====== Texto de leitura ======

Precisamos conhecer o que teve valor histórico, mas isso jamais deve se sobrepor ao valor artístico e político que as obras podem ter para nosso tempo, mesmo que os seus contemporâneos as tenham ignorado. Há os casos de autores que receberam atenção quando vivos, mas caíram em obscuridade após sua morte, como a poeta mineira Henriqueta Lisboa e o romancista carioca Marques Rebelo. Há os autores que têm ainda suas obras defendidas por leitores apaixonados e por escritores que os elencam entre suas influências maiores, autores cultuados por um pequeno grupo, mas que precisam encontrar reedições de alcance nacional, como o prosador catarinense Manoel Carlos Karam e o poeta mineiro Adão Ventura.

====== Dados brutos ======

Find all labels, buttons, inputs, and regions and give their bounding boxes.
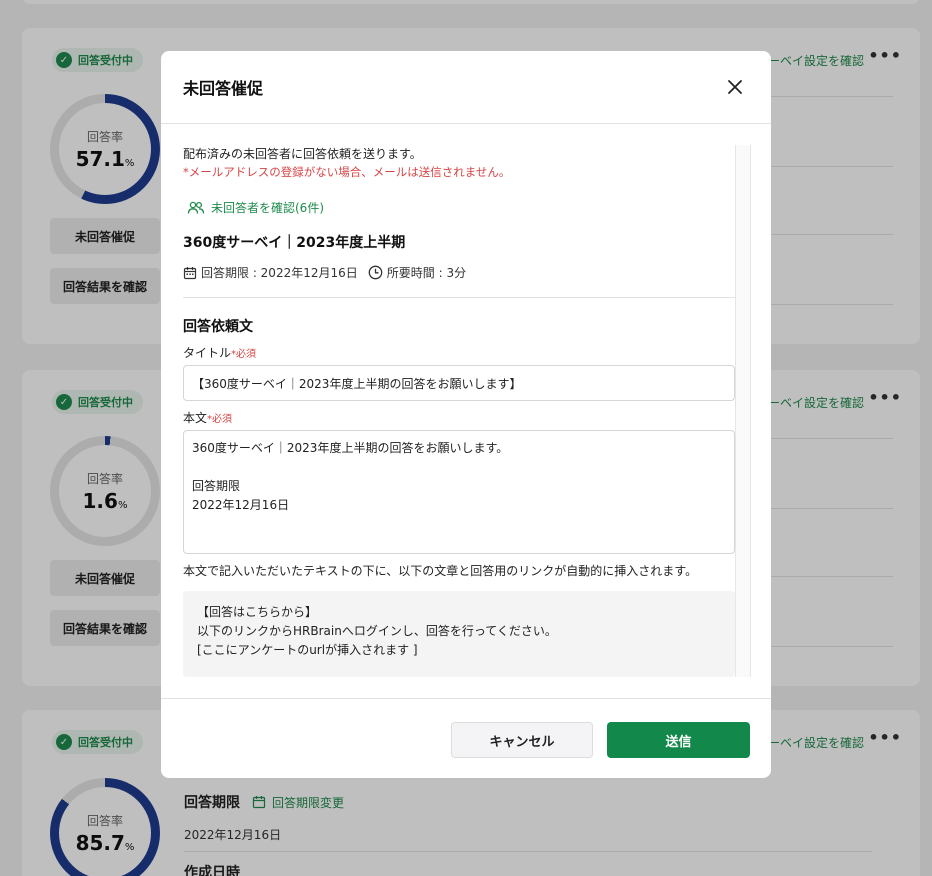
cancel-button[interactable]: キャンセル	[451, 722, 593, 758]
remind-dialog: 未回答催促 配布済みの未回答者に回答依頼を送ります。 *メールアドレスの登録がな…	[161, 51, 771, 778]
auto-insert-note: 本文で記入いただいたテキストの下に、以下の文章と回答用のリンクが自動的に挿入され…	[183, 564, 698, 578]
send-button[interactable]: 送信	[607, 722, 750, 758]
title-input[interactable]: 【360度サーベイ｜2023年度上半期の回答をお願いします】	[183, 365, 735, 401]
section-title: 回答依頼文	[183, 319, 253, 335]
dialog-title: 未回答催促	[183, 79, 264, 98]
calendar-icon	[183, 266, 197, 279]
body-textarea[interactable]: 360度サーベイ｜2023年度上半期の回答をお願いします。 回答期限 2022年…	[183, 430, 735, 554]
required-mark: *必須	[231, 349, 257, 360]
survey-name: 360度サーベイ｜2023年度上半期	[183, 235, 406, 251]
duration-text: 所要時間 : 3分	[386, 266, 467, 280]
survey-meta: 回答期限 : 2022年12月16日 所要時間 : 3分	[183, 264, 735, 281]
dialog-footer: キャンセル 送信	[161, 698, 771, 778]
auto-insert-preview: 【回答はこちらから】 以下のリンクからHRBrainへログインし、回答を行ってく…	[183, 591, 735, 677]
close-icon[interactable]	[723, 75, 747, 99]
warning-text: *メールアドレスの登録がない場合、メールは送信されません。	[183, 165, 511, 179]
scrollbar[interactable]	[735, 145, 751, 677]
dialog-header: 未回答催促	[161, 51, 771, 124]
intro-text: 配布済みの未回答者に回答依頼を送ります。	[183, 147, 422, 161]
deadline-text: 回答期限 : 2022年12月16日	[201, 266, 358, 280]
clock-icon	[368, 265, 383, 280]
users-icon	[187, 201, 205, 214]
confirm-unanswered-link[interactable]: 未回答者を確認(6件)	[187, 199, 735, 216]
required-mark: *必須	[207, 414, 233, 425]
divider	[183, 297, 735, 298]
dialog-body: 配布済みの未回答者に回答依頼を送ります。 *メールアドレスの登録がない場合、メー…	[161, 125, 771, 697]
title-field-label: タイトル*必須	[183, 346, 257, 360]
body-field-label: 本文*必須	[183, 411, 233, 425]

======

▸ Tarefas a realizar
**a.** Indique se cada afirmação abaixo está de acordo com o texto sobre autores esquecidos, respondendo sim ou não e citando literalmente as palavras do texto que decidem a questão: (i) Henriqueta Lisboa era uma poeta mineira; (ii) Marques Rebelo caiu em obscuridade ainda em vida; (iii) Manoel Carlos Karam era poeta.
**b.** Por favor, extraia do texto sobre autores esquecidos, sem alterar nada, o trecho entre "Precisamos conhecer o" e "mineiro Adão Ventura.", inclusive.
**c.** Dê continuidade ao texto sobre autores esquecidos a partir da última frase apresentada.

▸ Em resposta
**a.**
(i) Sim: "a poeta mineira Henriqueta Lisboa".
(ii) Não: "caíram em obscuridade após sua morte".
(iii) Não: "o prosador catarinense Manoel Carlos Karam".

**b.**
Precisamos conhecer o que teve valor histórico, mas isso jamais deve se sobrepor ao valor artístico e político que as obras podem ter para nosso tempo, mesmo que os seus contemporâneos as tenham ignorado. Há os casos de autores que receberam atenção quando vivos, mas caíram em obscuridade após sua morte, como a poeta mineira Henriqueta Lisboa e o romancista carioca Marques Rebelo. Há os autores que têm ainda suas obras defendidas por leitores apaixonados e por escritores que os elencam entre suas influências maiores, autores cultuados por um pequeno grupo, mas que precisam encontrar reedições de alcance nacional, como o prosador catarinense Manoel Carlos Karam e o poeta mineiro Adão Ventura.

**c.**
Muitas vezes, a obra de um escritor permanece num limbo de silêncio e poeira de sebos ou escondidos nas bibliotecas particulares de outros escritores, até que suas obras explodem ou reexplodem quando recebem a devida atenção. Basta pensar na obra do poeta mais popular do Brasil nas três últimas décadas, a de Manoel de Barros, que pôde alcançar a leitura apaixonada dos brasileiros quando começou a circular pela editora Record. O primeiro livro do autor, Poemas concebidos sem pecado, é de 1937. O poeta era três anos mais novo que Vinícius de Moraes e quatro anos mais velho que João Cabral de Melo Neto. Sua linguagem de louvor do terreno já vinha sendo formada desde a década de 1960, com a publicação de Compêndio para uso dos pássaros (1960) e Gramática expositiva do chão (1966), mas permaneceu escondida até a década de 1990. E o que dizer dos casos excepcionais de Hilda Hilst e Roberto Piva, cultuados por poucos por tanto tempo, e hoje figuras incontornáveis da literatura brasileira do pós-guerra?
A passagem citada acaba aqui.